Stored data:

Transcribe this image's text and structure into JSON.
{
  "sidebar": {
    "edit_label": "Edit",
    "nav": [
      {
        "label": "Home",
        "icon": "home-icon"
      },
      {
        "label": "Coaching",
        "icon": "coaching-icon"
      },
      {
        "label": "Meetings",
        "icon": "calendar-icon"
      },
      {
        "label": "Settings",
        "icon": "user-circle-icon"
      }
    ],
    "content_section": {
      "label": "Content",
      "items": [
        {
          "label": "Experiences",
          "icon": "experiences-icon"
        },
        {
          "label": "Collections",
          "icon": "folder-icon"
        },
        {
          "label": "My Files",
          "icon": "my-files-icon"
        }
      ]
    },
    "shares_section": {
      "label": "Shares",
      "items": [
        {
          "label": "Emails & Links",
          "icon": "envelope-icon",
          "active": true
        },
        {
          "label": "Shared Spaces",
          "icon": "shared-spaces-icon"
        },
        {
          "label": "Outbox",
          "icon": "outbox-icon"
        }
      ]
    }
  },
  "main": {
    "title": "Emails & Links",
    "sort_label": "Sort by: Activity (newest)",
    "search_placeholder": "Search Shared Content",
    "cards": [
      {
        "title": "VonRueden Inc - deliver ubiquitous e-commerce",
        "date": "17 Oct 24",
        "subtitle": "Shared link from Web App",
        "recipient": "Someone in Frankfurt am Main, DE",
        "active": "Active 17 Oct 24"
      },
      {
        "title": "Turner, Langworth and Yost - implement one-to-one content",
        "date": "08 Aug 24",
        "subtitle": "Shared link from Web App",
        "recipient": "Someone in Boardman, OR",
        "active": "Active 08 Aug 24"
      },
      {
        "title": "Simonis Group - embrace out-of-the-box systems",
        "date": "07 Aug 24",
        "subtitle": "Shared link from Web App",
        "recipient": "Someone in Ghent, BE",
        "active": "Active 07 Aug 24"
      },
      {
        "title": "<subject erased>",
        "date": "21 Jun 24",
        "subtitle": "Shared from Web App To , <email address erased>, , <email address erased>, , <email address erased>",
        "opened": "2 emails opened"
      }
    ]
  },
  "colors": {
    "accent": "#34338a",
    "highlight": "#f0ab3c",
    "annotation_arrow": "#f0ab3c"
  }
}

WHAT TO PRODUCE:
Count how many lines hold the string "recipient" and give that number alone.

EXERCISE SOLUTION:
3